* WHAT YOU ARE ASKED TO DO:
Format the lines of the material as a numbered list, from the first line up to and including the line with "- y-tick-label: 100: [32, 5, 60, 26]", leaving out any blank lines.

Data entries:
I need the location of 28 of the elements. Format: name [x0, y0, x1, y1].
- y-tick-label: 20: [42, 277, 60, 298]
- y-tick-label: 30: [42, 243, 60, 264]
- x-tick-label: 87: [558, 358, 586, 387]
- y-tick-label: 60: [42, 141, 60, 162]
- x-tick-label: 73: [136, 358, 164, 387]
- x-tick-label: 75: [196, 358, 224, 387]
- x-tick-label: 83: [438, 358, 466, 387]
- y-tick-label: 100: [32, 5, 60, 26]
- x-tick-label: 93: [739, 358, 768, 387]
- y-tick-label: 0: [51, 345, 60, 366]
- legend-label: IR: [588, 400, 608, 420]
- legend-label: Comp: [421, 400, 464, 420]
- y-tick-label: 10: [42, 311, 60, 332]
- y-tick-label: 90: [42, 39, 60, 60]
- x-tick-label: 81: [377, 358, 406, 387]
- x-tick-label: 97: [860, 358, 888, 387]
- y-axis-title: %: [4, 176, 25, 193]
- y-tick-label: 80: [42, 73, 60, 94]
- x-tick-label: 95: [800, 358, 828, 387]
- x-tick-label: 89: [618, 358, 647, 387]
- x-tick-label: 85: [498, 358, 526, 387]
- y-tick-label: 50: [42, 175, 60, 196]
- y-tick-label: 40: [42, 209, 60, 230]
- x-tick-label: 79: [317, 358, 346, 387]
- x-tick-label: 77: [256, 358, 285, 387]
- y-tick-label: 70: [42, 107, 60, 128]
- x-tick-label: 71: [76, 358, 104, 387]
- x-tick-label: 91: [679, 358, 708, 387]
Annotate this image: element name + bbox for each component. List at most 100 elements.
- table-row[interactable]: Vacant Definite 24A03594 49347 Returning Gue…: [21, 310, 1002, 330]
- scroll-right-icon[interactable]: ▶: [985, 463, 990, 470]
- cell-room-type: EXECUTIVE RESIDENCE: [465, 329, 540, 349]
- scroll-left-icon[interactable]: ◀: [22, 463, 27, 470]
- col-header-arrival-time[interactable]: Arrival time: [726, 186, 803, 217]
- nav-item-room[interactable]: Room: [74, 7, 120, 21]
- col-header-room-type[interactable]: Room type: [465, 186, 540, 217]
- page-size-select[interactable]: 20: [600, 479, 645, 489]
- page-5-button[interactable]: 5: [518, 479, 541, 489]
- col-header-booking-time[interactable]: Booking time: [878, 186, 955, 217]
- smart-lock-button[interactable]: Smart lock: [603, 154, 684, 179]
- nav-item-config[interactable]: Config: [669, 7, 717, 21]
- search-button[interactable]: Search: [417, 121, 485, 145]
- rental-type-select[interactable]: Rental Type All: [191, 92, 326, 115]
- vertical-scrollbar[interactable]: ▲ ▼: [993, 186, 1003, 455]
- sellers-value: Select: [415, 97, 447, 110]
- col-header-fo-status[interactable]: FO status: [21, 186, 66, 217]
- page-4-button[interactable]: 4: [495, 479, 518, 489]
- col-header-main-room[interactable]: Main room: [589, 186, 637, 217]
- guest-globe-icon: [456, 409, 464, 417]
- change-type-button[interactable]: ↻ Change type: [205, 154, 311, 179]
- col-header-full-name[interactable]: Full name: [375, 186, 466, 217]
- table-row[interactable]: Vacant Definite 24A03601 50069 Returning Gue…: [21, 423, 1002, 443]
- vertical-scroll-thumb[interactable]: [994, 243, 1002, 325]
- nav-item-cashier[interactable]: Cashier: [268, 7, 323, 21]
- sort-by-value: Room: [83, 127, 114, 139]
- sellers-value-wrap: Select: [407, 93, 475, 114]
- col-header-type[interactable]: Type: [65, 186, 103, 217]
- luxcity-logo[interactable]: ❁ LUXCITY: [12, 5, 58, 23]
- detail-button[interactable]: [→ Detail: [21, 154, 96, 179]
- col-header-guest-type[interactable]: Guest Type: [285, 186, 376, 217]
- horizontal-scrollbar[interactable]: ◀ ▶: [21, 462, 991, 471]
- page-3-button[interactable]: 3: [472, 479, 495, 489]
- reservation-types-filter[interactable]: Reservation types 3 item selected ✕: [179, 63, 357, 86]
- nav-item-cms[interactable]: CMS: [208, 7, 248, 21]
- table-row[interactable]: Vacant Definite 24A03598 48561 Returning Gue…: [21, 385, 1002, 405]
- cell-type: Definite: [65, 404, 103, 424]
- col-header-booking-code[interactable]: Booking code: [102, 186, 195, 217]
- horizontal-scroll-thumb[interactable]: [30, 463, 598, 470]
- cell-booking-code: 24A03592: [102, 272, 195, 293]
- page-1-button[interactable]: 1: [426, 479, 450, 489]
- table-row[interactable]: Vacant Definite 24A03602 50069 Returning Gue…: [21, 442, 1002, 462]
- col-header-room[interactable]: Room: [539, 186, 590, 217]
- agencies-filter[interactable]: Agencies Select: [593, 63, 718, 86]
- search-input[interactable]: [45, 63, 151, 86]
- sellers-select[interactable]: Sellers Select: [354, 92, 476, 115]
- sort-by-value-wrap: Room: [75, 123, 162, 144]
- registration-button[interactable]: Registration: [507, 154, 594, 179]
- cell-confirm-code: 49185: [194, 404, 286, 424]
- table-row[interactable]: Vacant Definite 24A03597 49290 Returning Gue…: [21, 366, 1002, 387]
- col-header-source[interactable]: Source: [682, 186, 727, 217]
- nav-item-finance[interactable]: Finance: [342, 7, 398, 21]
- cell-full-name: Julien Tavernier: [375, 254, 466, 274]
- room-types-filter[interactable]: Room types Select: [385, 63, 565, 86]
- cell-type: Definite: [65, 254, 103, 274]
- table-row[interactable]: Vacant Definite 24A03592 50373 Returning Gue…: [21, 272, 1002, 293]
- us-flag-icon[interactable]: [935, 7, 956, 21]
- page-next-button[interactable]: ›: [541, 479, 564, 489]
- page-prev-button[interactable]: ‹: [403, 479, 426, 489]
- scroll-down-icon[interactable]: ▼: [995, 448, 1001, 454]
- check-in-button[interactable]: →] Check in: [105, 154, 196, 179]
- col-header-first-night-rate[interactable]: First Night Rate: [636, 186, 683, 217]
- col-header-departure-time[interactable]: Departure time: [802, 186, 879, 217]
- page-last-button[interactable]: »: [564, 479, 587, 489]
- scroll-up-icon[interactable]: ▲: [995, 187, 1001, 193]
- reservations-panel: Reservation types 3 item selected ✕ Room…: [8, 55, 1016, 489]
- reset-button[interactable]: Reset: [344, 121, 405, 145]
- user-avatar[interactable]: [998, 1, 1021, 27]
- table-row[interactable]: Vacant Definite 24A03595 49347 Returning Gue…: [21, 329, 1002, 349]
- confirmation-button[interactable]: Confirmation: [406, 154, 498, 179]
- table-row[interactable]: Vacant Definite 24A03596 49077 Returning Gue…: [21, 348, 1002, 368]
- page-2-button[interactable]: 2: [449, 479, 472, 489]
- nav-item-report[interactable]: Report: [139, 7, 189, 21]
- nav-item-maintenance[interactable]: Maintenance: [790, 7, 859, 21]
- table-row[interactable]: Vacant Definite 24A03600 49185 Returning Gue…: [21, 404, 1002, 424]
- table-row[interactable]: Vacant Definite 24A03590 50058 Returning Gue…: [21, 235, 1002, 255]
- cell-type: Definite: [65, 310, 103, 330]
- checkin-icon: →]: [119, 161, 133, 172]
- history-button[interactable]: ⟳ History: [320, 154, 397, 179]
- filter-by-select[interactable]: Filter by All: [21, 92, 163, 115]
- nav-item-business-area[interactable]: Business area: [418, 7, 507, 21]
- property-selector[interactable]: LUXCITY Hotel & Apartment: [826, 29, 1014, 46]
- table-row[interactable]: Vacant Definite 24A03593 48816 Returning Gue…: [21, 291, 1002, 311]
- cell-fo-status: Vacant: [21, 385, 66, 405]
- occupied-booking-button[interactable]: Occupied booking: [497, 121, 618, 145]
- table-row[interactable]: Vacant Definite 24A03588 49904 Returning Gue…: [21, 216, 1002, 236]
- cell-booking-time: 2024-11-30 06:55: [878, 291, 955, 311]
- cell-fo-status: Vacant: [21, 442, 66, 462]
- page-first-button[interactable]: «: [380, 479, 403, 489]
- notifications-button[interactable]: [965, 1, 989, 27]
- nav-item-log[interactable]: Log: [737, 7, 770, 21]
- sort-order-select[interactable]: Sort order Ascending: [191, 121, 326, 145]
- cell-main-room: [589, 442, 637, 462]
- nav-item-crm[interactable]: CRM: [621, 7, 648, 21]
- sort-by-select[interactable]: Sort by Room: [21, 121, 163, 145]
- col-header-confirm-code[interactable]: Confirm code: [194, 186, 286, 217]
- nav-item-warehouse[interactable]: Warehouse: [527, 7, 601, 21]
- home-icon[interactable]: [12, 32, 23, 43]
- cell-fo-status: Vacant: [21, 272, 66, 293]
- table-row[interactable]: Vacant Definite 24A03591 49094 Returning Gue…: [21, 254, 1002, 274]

* WRITTEN ANSWER:
1. I need the location of 28 of the elements. Format: name [x0, y0, x1, y1].
2. - y-tick-label: 20: [42, 277, 60, 298]
3. - y-tick-label: 30: [42, 243, 60, 264]
4. - x-tick-label: 87: [558, 358, 586, 387]
5. - y-tick-label: 60: [42, 141, 60, 162]
6. - x-tick-label: 73: [136, 358, 164, 387]
7. - x-tick-label: 75: [196, 358, 224, 387]
8. - x-tick-label: 83: [438, 358, 466, 387]
9. - y-tick-label: 100: [32, 5, 60, 26]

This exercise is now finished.